What to work on
Images do not belong in the copy. Retype all the entries below exactly.

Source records

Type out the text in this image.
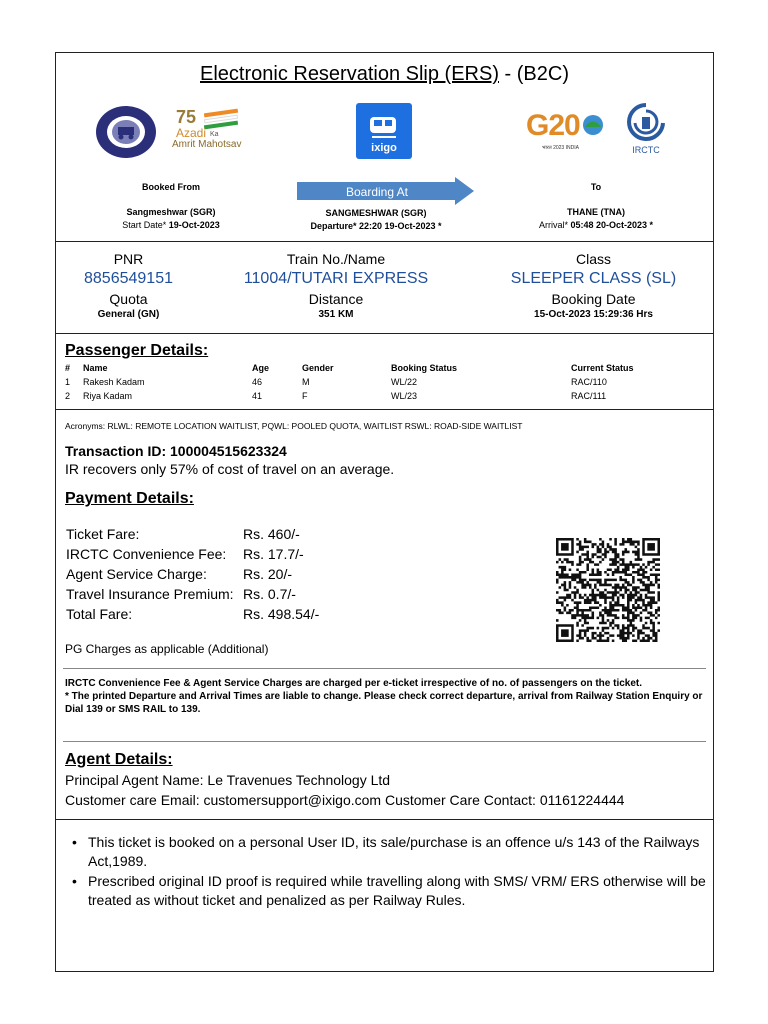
Electronic Reservation Slip (ERS) - (B2C)
75
Azadi Ka
Amrit Mahotsav	ixigo
G20
भारत 2023 INDIA	IRCTC
Booked From
Sangmeshwar (SGR)
Start Date* 19-Oct-2023
Boarding At
SANGMESHWAR (SGR)
Departure* 22:20 19-Oct-2023 *
To
THANE (TNA)
Arrival* 05:48 20-Oct-2023 *
PNR
8856549151
Quota
General (GN)
Train No./Name
11004/TUTARI EXPRESS
Distance
351 KM
Class
SLEEPER CLASS (SL)
Booking Date
15-Oct-2023 15:29:36 Hrs
Passenger Details:
# Name	Age	Gender	Booking Status	Current Status
1 Rakesh Kadam	46	M	WL/22	RAC/110
2 Riya Kadam	41	F	WL/23	RAC/111
Acronyms: RLWL: REMOTE LOCATION WAITLIST, PQWL: POOLED QUOTA, WAITLIST RSWL: ROAD-SIDE WAITLIST
Transaction ID: 100004515623324
IR recovers only 57% of cost of travel on an average.
Payment Details:
Ticket Fare:	Rs. 460/-
IRCTC Convenience Fee: Rs. 17.7/-
Agent Service Charge:	Rs. 20/-
Travel Insurance Premium: Rs. 0.7/-
Total Fare:	Rs. 498.54/-
PG Charges as applicable (Additional)
IRCTC Convenience Fee & Agent Service Charges are charged per e-ticket irrespective of no. of passengers on the ticket.
* The printed Departure and Arrival Times are liable to change. Please check correct departure, arrival from Railway Station Enquiry or Dial 139 or SMS RAIL to 139.
Agent Details:
Principal Agent Name: Le Travenues Technology Ltd
Customer care Email: customersupport@ixigo.com Customer Care Contact: 01161224444
• This ticket is booked on a personal User ID, its sale/purchase is an offence u/s 143 of the Railways Act,1989.
• Prescribed original ID proof is required while travelling along with SMS/ VRM/ ERS otherwise will be treated as without ticket and penalized as per Railway Rules.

Output of the exercise
Type out the text in this image.
Electronic Reservation Slip (ERS) - (B2C)
75
Azadi Ka
Amrit Mahotsav	ixigo
G20
भारत 2023 INDIA	IRCTC
Booked From
Sangmeshwar (SGR)
Start Date* 19-Oct-2023
Boarding At
SANGMESHWAR (SGR)
Departure* 22:20 19-Oct-2023 *
To
THANE (TNA)
Arrival* 05:48 20-Oct-2023 *
PNR
8856549151
Quota
General (GN)
Train No./Name
11004/TUTARI EXPRESS
Distance
351 KM
Class
SLEEPER CLASS (SL)
Booking Date
15-Oct-2023 15:29:36 Hrs
Passenger Details:
# Name	Age	Gender	Booking Status	Current Status
1 Rakesh Kadam	46	M	WL/22	RAC/110
2 Riya Kadam	41	F	WL/23	RAC/111
Acronyms: RLWL: REMOTE LOCATION WAITLIST, PQWL: POOLED QUOTA, WAITLIST RSWL: ROAD-SIDE WAITLIST
Transaction ID: 100004515623324
IR recovers only 57% of cost of travel on an average.
Payment Details:
Ticket Fare:	Rs. 460/-
IRCTC Convenience Fee: Rs. 17.7/-
Agent Service Charge:	Rs. 20/-
Travel Insurance Premium: Rs. 0.7/-
Total Fare:	Rs. 498.54/-
PG Charges as applicable (Additional)
IRCTC Convenience Fee & Agent Service Charges are charged per e-ticket irrespective of no. of passengers on the ticket.
* The printed Departure and Arrival Times are liable to change. Please check correct departure, arrival from Railway Station Enquiry or Dial 139 or SMS RAIL to 139.
Agent Details:
Principal Agent Name: Le Travenues Technology Ltd
Customer care Email: customersupport@ixigo.com Customer Care Contact: 01161224444
• This ticket is booked on a personal User ID, its sale/purchase is an offence u/s 143 of the Railways Act,1989.
• Prescribed original ID proof is required while travelling along with SMS/ VRM/ ERS otherwise will be treated as without ticket and penalized as per Railway Rules.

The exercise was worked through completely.